Look through the listing and locate every line containing the word "name"; copy those lines.

.....

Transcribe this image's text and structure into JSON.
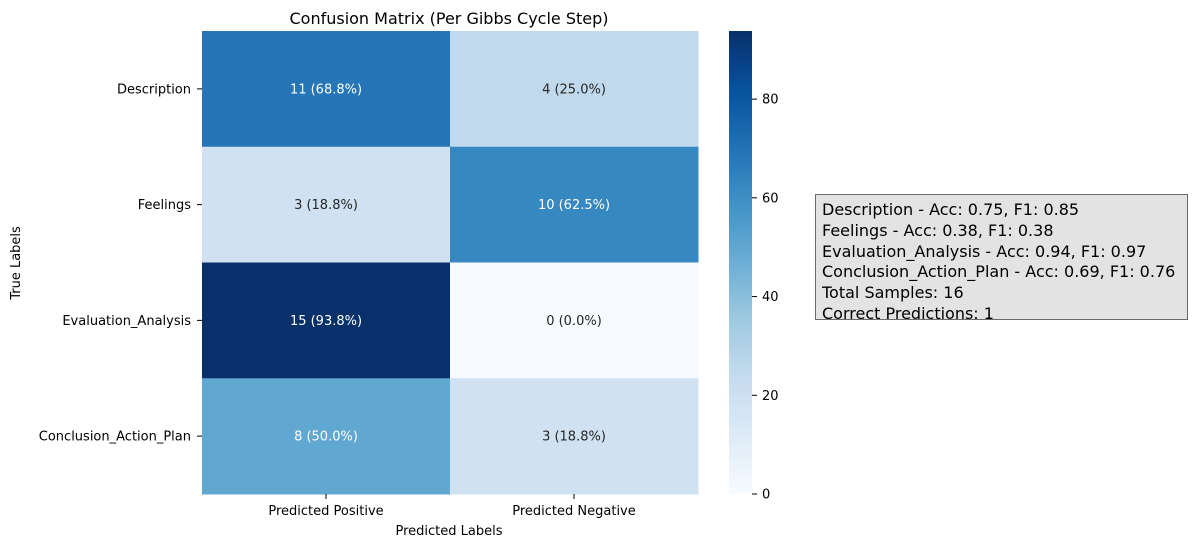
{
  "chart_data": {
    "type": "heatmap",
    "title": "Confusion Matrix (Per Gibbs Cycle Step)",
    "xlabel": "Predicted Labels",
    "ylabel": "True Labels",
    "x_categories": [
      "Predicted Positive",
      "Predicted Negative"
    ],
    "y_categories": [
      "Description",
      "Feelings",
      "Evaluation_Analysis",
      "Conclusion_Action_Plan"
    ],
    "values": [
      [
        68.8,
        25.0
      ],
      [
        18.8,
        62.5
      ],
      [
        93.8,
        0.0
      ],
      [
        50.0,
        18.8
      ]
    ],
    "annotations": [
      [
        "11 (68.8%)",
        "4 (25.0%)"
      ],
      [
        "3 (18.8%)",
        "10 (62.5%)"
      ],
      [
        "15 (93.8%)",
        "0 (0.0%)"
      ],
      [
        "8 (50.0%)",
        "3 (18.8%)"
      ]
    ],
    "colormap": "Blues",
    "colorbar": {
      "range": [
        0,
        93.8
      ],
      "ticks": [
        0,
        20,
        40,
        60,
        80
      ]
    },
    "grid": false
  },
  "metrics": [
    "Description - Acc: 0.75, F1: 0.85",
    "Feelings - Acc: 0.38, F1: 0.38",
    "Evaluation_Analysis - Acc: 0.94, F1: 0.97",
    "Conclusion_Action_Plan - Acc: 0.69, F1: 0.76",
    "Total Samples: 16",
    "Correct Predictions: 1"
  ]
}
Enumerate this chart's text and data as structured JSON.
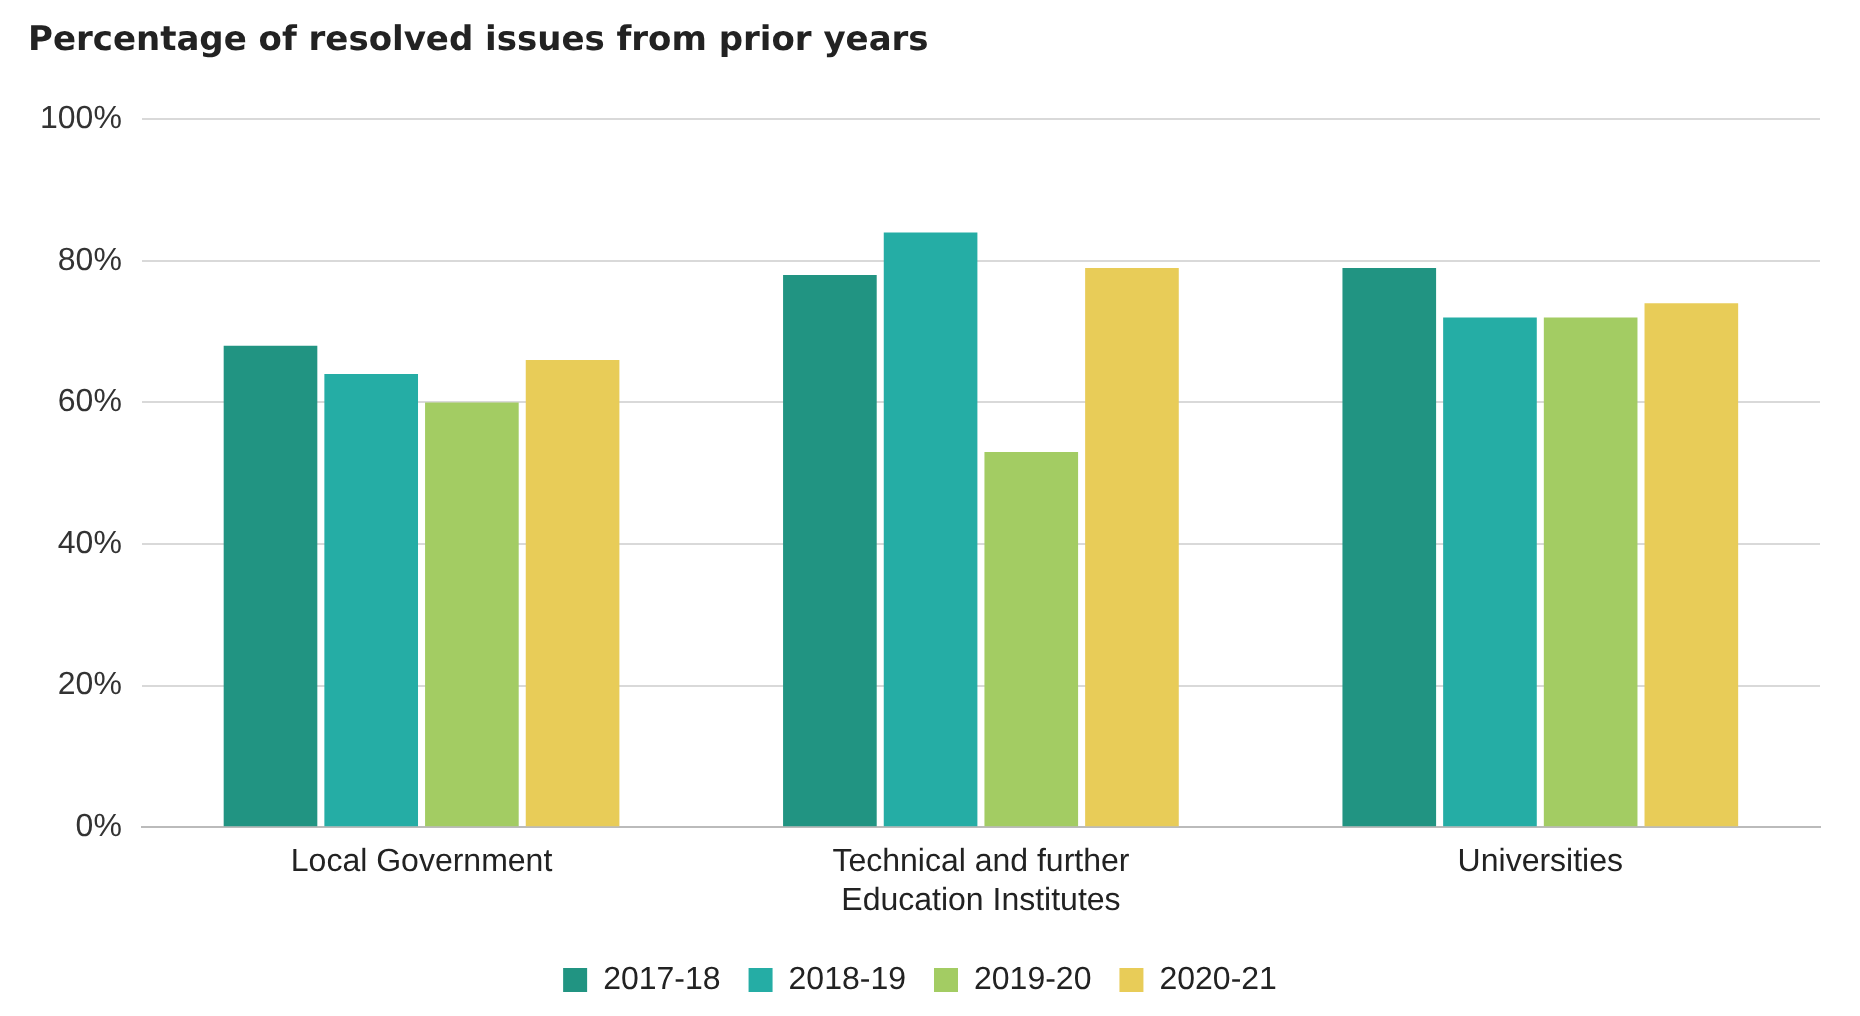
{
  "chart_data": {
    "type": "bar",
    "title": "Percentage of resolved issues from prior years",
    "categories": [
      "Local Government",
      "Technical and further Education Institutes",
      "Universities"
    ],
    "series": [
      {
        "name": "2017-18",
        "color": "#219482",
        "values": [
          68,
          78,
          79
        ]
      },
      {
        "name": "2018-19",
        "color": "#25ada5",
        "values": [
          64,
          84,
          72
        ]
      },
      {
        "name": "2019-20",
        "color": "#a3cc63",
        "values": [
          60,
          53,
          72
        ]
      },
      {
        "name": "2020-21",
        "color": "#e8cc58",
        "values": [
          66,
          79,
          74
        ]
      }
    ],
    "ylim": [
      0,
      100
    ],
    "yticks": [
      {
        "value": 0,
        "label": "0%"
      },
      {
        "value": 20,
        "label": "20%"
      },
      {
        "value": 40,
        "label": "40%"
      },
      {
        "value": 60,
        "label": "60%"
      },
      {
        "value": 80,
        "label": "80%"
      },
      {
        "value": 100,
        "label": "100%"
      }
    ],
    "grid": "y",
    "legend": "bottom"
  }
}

.....

Final result |
        "name": "2017-18",
        "name": "2018-19",
        "name": "2019-20",
        "name": "2020-21",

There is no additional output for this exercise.